··· RECORD LIST ···

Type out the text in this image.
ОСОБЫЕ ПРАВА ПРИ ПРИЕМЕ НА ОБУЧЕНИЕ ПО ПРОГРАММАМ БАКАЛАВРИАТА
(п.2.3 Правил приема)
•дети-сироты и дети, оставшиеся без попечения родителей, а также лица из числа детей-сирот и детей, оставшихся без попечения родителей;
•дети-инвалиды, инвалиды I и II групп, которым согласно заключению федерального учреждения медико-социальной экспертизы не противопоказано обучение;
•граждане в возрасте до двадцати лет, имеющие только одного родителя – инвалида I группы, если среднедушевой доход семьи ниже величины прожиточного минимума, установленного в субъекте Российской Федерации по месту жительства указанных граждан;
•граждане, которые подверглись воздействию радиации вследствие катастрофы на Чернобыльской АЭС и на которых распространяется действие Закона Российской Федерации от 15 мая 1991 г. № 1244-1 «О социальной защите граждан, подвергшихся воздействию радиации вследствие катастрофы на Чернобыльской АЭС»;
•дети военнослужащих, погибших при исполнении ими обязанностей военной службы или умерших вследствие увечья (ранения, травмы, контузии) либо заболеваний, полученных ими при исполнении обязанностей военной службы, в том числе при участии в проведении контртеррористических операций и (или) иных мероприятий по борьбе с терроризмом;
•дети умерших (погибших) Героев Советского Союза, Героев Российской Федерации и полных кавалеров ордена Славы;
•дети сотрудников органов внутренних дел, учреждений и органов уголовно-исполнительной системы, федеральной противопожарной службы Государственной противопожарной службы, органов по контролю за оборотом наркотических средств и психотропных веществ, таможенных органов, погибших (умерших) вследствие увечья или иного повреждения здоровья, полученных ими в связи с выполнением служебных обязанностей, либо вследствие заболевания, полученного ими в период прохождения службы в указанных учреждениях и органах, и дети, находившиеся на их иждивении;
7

···

* _WHAT NEEDS TO BE DONE_
Determine how many lines of the data contain "граждан" and give nothing but that number.

* _EXERCISE ANSWER_
2